**THE EXERCISE:** In the records below, pick out all lines containing the word "copenhagen".

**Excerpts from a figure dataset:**
◇ ◇ ◇ ◇ ◇ ◇ ◇

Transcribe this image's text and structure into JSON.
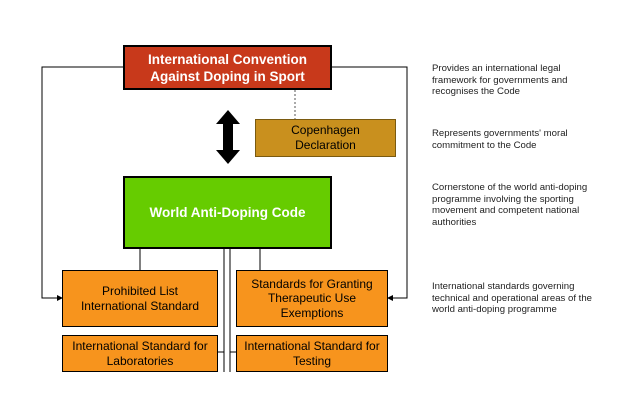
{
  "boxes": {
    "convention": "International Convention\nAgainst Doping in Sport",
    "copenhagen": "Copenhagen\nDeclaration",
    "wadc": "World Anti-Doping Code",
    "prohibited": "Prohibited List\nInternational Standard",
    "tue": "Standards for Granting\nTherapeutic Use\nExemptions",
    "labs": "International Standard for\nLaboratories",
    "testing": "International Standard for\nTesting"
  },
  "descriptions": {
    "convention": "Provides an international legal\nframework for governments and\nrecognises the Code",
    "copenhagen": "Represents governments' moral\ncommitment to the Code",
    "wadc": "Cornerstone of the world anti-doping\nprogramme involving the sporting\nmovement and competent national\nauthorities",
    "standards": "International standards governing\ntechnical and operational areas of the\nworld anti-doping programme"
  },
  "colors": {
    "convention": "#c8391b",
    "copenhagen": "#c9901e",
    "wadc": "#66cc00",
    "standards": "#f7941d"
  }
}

◇ ◇ ◇ ◇ ◇ ◇ ◇

**FINAL ANSWER:**
    "copenhagen": "Copenhagen\nDeclaration",
    "copenhagen": "Represents governments' moral\ncommitment to the Code",
    "copenhagen": "#c9901e",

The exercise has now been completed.